▶ [GIVEN PROBLEM]
Among the lines below, how many carry the string "mabadiliko"? Reply with a number and nothing else.

▶ [Rows from a dataset]
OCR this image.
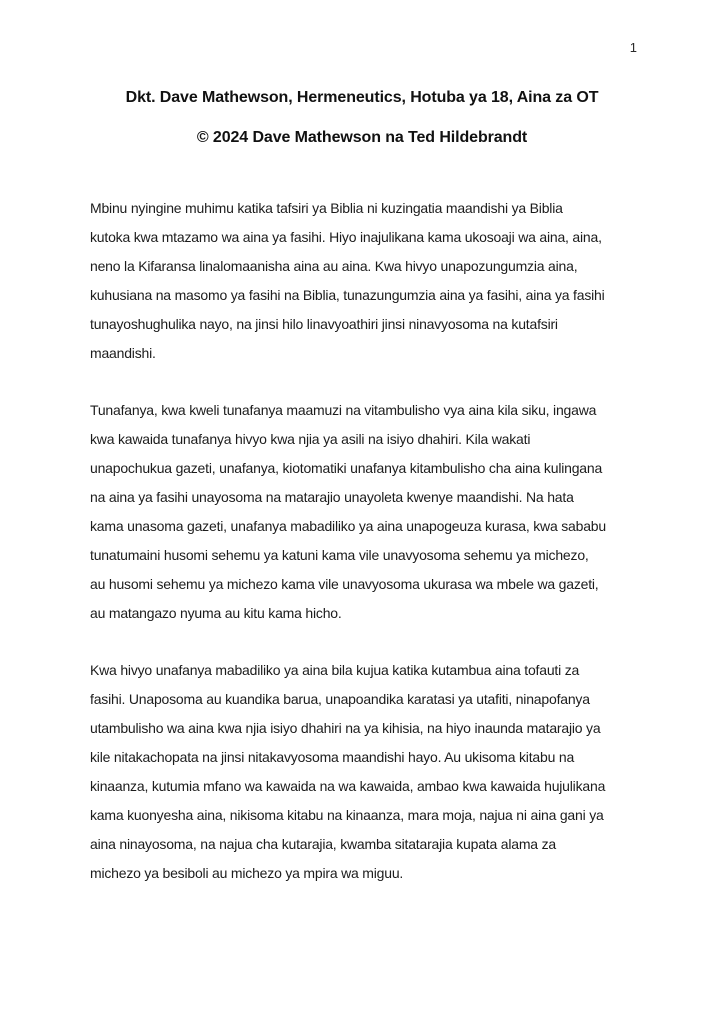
1
Dkt. Dave Mathewson, Hermeneutics, Hotuba ya 18, Aina za OT
© 2024 Dave Mathewson na Ted Hildebrandt
Mbinu nyingine muhimu katika tafsiri ya Biblia ni kuzingatia maandishi ya Biblia
kutoka kwa mtazamo wa aina ya fasihi. Hiyo inajulikana kama ukosoaji wa aina, aina,
neno la Kifaransa linalomaanisha aina au aina. Kwa hivyo unapozungumzia aina,
kuhusiana na masomo ya fasihi na Biblia, tunazungumzia aina ya fasihi, aina ya fasihi
tunayoshughulika nayo, na jinsi hilo linavyoathiri jinsi ninavyosoma na kutafsiri
maandishi.
Tunafanya, kwa kweli tunafanya maamuzi na vitambulisho vya aina kila siku, ingawa
kwa kawaida tunafanya hivyo kwa njia ya asili na isiyo dhahiri. Kila wakati
unapochukua gazeti, unafanya, kiotomatiki unafanya kitambulisho cha aina kulingana
na aina ya fasihi unayosoma na matarajio unayoleta kwenye maandishi. Na hata
kama unasoma gazeti, unafanya mabadiliko ya aina unapogeuza kurasa, kwa sababu
tunatumaini husomi sehemu ya katuni kama vile unavyosoma sehemu ya michezo,
au husomi sehemu ya michezo kama vile unavyosoma ukurasa wa mbele wa gazeti,
au matangazo nyuma au kitu kama hicho.
Kwa hivyo unafanya mabadiliko ya aina bila kujua katika kutambua aina tofauti za
fasihi. Unaposoma au kuandika barua, unapoandika karatasi ya utafiti, ninapofanya
utambulisho wa aina kwa njia isiyo dhahiri na ya kihisia, na hiyo inaunda matarajio ya
kile nitakachopata na jinsi nitakavyosoma maandishi hayo. Au ukisoma kitabu na
kinaanza, kutumia mfano wa kawaida na wa kawaida, ambao kwa kawaida hujulikana
kama kuonyesha aina, nikisoma kitabu na kinaanza, mara moja, najua ni aina gani ya
aina ninayosoma, na najua cha kutarajia, kwamba sitatarajia kupata alama za
michezo ya besiboli au michezo ya mpira wa miguu.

▶ [EXERCISE OUTPUT]
2